** Exercise goal **
Transcribe the records below exactly as they appear, omitting any pictures.

** The input **
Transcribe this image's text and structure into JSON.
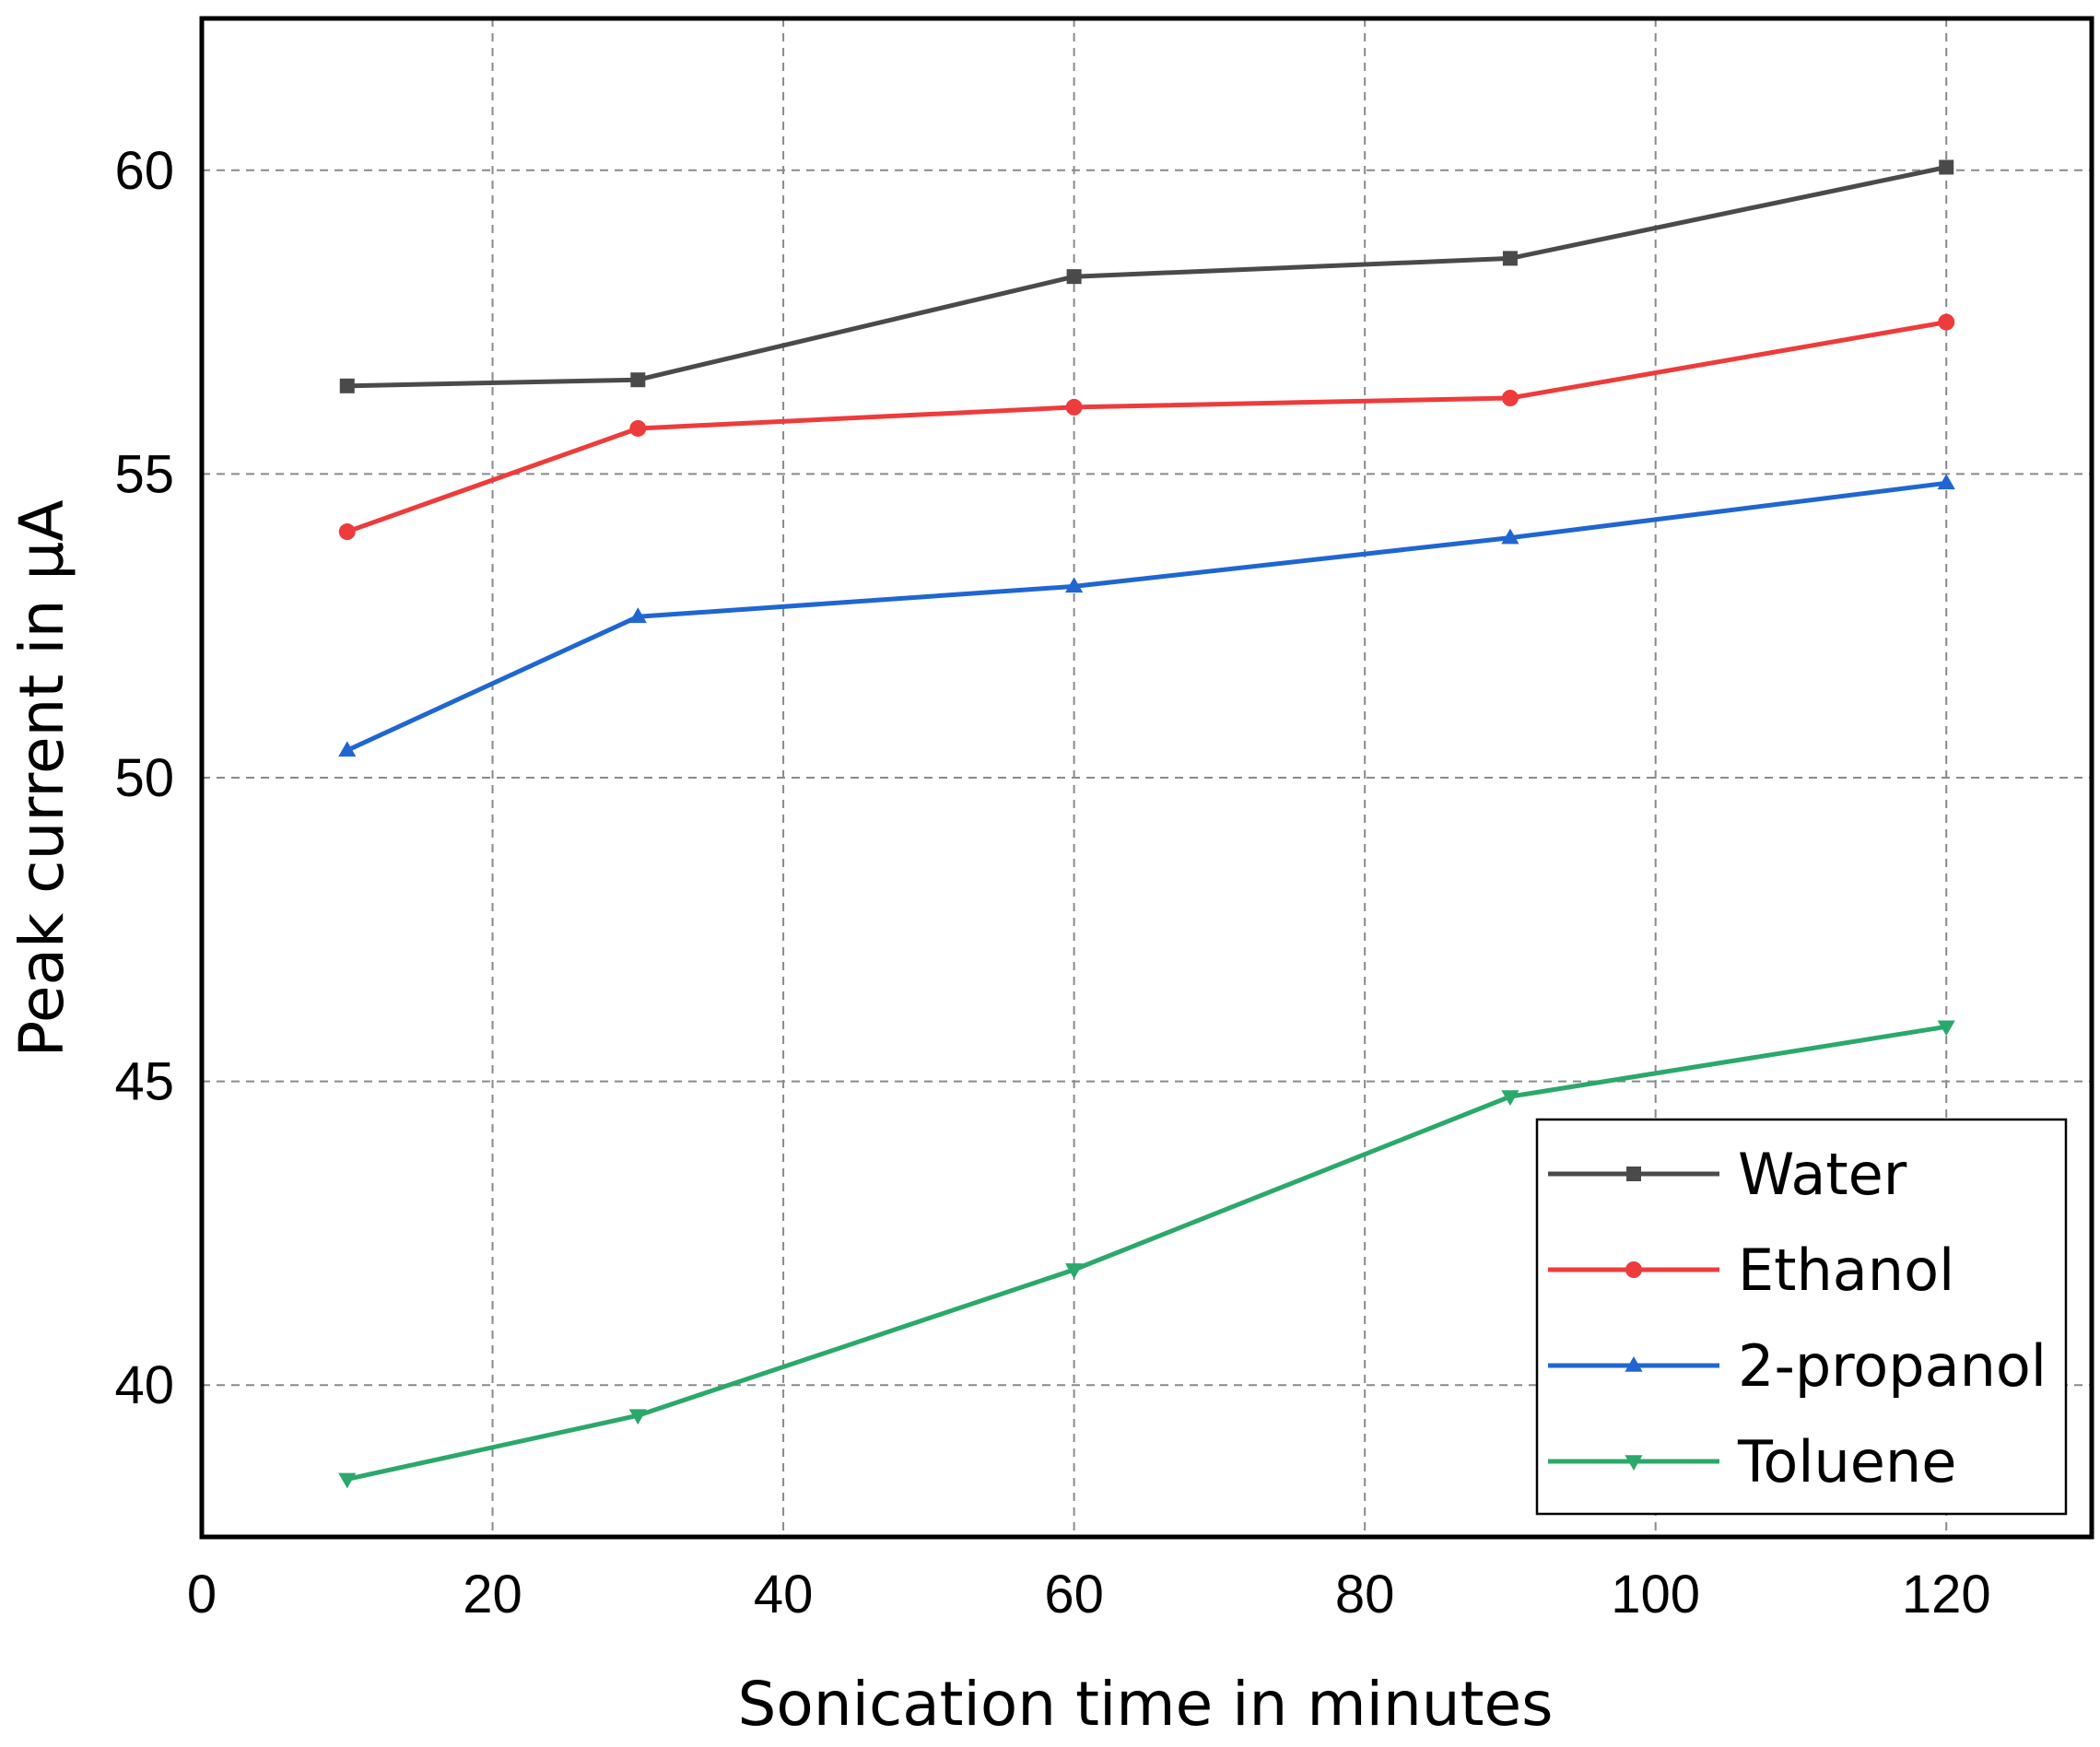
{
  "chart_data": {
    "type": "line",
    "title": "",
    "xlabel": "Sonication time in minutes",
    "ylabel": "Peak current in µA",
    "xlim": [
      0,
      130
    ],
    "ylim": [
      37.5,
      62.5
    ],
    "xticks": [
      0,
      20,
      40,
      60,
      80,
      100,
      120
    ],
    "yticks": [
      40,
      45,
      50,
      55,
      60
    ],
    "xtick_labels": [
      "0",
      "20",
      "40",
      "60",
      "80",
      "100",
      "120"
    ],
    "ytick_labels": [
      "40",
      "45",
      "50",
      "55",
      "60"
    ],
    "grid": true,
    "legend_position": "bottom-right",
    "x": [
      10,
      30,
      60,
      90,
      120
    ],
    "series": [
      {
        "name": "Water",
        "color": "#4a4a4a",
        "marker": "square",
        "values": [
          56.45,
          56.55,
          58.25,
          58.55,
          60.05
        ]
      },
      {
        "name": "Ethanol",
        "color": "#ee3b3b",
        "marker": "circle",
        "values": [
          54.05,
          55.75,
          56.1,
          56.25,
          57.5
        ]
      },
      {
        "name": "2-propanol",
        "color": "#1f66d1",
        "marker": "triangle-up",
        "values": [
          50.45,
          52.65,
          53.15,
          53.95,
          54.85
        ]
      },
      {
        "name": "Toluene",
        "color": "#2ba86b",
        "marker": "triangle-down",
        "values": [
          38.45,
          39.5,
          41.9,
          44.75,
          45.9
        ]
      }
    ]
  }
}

** Finished task **
Transcribe this image's text and structure into JSON.
{
  "chart_data": {
    "type": "line",
    "title": "",
    "xlabel": "Sonication time in minutes",
    "ylabel": "Peak current in µA",
    "xlim": [
      0,
      130
    ],
    "ylim": [
      37.5,
      62.5
    ],
    "xticks": [
      0,
      20,
      40,
      60,
      80,
      100,
      120
    ],
    "yticks": [
      40,
      45,
      50,
      55,
      60
    ],
    "xtick_labels": [
      "0",
      "20",
      "40",
      "60",
      "80",
      "100",
      "120"
    ],
    "ytick_labels": [
      "40",
      "45",
      "50",
      "55",
      "60"
    ],
    "grid": true,
    "legend_position": "bottom-right",
    "x": [
      10,
      30,
      60,
      90,
      120
    ],
    "series": [
      {
        "name": "Water",
        "color": "#4a4a4a",
        "marker": "square",
        "values": [
          56.45,
          56.55,
          58.25,
          58.55,
          60.05
        ]
      },
      {
        "name": "Ethanol",
        "color": "#ee3b3b",
        "marker": "circle",
        "values": [
          54.05,
          55.75,
          56.1,
          56.25,
          57.5
        ]
      },
      {
        "name": "2-propanol",
        "color": "#1f66d1",
        "marker": "triangle-up",
        "values": [
          50.45,
          52.65,
          53.15,
          53.95,
          54.85
        ]
      },
      {
        "name": "Toluene",
        "color": "#2ba86b",
        "marker": "triangle-down",
        "values": [
          38.45,
          39.5,
          41.9,
          44.75,
          45.9
        ]
      }
    ]
  }
}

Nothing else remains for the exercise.